■ STATED TASK
Put the material below, starting at its first line and ending at the line containing "legend-label: New England [87,577,212,600]", into a JSON list of strings, one string per line. Leave out any blank lines.

▶

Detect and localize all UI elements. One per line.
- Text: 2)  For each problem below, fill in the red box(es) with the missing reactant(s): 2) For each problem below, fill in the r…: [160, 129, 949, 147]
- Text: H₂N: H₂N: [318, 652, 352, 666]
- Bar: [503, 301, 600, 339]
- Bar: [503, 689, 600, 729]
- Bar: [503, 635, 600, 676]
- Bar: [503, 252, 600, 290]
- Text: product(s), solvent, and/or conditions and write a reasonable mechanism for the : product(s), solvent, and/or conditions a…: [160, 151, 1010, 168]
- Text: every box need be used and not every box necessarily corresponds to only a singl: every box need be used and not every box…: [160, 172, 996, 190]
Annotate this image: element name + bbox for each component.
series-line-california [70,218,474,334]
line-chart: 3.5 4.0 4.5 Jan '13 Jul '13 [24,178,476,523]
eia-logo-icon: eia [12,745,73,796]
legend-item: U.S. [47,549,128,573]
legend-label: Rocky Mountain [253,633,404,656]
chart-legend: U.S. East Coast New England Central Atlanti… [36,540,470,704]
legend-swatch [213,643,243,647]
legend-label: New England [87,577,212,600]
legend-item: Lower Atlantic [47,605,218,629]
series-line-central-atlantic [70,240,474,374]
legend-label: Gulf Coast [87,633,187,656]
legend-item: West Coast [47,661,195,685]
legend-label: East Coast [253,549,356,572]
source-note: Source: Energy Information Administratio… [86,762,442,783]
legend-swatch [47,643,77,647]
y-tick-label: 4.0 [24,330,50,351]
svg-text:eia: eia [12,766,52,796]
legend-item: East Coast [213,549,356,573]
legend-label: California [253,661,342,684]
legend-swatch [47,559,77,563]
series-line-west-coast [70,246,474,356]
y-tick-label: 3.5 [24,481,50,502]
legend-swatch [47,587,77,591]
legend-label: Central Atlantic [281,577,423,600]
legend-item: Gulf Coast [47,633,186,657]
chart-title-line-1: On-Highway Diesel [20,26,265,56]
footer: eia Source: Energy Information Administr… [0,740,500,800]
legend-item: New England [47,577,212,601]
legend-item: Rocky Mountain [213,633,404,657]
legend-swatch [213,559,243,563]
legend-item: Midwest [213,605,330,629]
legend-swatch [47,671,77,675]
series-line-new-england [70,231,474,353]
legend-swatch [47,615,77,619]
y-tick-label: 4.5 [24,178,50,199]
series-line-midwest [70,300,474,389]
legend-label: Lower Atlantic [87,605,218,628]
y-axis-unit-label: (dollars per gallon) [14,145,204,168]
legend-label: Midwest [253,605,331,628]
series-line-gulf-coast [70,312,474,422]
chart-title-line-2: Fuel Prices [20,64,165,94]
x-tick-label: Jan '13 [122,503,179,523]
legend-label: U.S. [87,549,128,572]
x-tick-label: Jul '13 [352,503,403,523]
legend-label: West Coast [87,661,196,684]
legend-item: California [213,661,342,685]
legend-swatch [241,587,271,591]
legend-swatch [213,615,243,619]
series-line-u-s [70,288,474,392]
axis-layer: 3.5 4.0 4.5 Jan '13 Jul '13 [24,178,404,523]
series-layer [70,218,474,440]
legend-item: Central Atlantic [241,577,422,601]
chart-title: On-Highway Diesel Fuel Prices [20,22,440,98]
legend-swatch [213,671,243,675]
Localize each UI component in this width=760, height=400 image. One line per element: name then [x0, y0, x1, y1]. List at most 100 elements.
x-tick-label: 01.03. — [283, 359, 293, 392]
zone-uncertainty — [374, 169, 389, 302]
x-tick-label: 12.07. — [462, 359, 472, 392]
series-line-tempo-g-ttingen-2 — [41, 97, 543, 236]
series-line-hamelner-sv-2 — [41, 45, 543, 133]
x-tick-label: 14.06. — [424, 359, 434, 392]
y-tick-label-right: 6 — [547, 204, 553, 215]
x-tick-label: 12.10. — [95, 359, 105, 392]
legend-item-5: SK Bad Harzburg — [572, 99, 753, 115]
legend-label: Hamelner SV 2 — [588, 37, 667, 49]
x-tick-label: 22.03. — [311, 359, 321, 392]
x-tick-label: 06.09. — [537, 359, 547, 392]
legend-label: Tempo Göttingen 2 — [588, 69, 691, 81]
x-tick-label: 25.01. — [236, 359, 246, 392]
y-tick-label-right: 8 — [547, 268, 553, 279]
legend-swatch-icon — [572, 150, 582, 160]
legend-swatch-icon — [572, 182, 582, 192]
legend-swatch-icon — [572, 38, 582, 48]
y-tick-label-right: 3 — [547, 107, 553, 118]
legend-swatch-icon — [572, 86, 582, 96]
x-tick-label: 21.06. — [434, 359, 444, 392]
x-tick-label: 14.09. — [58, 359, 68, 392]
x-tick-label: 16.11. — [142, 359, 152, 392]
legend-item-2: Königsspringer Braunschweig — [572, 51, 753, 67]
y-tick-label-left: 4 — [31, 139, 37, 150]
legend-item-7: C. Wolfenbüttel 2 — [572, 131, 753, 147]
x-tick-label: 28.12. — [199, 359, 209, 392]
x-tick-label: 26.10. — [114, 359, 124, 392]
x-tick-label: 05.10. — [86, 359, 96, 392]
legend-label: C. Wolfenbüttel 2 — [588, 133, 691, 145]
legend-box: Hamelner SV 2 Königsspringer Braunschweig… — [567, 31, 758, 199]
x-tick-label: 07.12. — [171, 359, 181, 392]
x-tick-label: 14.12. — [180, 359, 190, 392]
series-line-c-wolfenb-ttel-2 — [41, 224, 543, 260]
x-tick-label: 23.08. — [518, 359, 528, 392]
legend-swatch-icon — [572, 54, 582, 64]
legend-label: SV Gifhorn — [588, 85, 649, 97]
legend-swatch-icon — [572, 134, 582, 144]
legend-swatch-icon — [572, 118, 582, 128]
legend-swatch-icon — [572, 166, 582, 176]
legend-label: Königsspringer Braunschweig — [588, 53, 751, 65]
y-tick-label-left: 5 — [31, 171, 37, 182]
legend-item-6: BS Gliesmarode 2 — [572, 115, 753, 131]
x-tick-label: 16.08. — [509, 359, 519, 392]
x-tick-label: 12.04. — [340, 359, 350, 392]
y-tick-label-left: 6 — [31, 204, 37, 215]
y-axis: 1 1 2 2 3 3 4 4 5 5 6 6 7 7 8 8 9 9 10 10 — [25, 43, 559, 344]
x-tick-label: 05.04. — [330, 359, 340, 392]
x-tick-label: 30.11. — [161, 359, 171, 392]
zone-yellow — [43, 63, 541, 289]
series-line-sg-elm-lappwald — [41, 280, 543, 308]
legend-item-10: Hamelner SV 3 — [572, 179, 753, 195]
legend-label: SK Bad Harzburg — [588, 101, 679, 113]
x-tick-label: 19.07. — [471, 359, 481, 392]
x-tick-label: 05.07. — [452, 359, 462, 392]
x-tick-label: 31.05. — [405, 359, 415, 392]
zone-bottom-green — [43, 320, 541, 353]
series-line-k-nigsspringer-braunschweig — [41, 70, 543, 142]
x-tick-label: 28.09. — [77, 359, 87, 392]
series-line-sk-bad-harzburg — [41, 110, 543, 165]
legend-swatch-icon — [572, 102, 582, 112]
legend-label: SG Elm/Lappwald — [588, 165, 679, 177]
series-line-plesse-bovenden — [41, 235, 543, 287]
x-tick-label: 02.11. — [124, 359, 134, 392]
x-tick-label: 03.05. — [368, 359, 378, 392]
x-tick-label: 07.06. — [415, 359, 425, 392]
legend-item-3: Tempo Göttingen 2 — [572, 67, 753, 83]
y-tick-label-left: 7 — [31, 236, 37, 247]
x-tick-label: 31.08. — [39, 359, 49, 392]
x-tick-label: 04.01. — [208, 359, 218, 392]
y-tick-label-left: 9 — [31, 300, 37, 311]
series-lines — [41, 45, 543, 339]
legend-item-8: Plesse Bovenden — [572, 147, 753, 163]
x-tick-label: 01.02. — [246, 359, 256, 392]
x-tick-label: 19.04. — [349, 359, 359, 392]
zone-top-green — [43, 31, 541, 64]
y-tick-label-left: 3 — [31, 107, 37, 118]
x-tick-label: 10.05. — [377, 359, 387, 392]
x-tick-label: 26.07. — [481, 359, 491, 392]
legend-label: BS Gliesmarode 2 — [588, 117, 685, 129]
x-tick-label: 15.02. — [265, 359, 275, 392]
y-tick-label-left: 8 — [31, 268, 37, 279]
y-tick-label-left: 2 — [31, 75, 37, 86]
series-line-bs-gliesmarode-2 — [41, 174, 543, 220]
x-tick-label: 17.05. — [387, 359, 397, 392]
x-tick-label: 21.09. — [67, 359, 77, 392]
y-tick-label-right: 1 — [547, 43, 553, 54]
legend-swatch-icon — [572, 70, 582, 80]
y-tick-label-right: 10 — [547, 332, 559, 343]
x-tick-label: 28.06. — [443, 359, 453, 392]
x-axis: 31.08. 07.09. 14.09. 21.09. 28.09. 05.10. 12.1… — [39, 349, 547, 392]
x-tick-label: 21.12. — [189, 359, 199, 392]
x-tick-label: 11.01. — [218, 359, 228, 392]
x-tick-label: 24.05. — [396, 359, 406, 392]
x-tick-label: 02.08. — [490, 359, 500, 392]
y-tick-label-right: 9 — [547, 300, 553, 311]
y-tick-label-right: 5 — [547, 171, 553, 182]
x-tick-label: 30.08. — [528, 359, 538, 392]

◀

■ RESULT
[
  "Detect and localize all UI elements. One per line.",
  "- Text: 2)  For each problem below, fill in the red box(es) with the missing reactant(s): 2) For each problem below, fill in the r…: [160, 129, 949, 147]",
  "- Text: H₂N: H₂N: [318, 652, 352, 666]",
  "- Bar: [503, 301, 600, 339]",
  "- Bar: [503, 689, 600, 729]",
  "- Bar: [503, 635, 600, 676]",
  "- Bar: [503, 252, 600, 290]",
  "- Text: product(s), solvent, and/or conditions and write a reasonable mechanism for the : product(s), solvent, and/or conditions a…: [160, 151, 1010, 168]",
  "- Text: every box need be used and not every box necessarily corresponds to only a singl: every box need be used and not every box…: [160, 172, 996, 190]",
  "Annotate this image: element name + bbox for each component.",
  "series-line-california [70,218,474,334]",
  "line-chart: 3.5 4.0 4.5 Jan '13 Jul '13 [24,178,476,523]",
  "eia-logo-icon: eia [12,745,73,796]",
  "legend-item: U.S. [47,549,128,573]",
  "legend-label: Rocky Mountain [253,633,404,656]",
  "chart-legend: U.S. East Coast New England Central Atlanti… [36,540,470,704]",
  "legend-swatch [213,643,243,647]",
  "legend-label: New England [87,577,212,600]"
]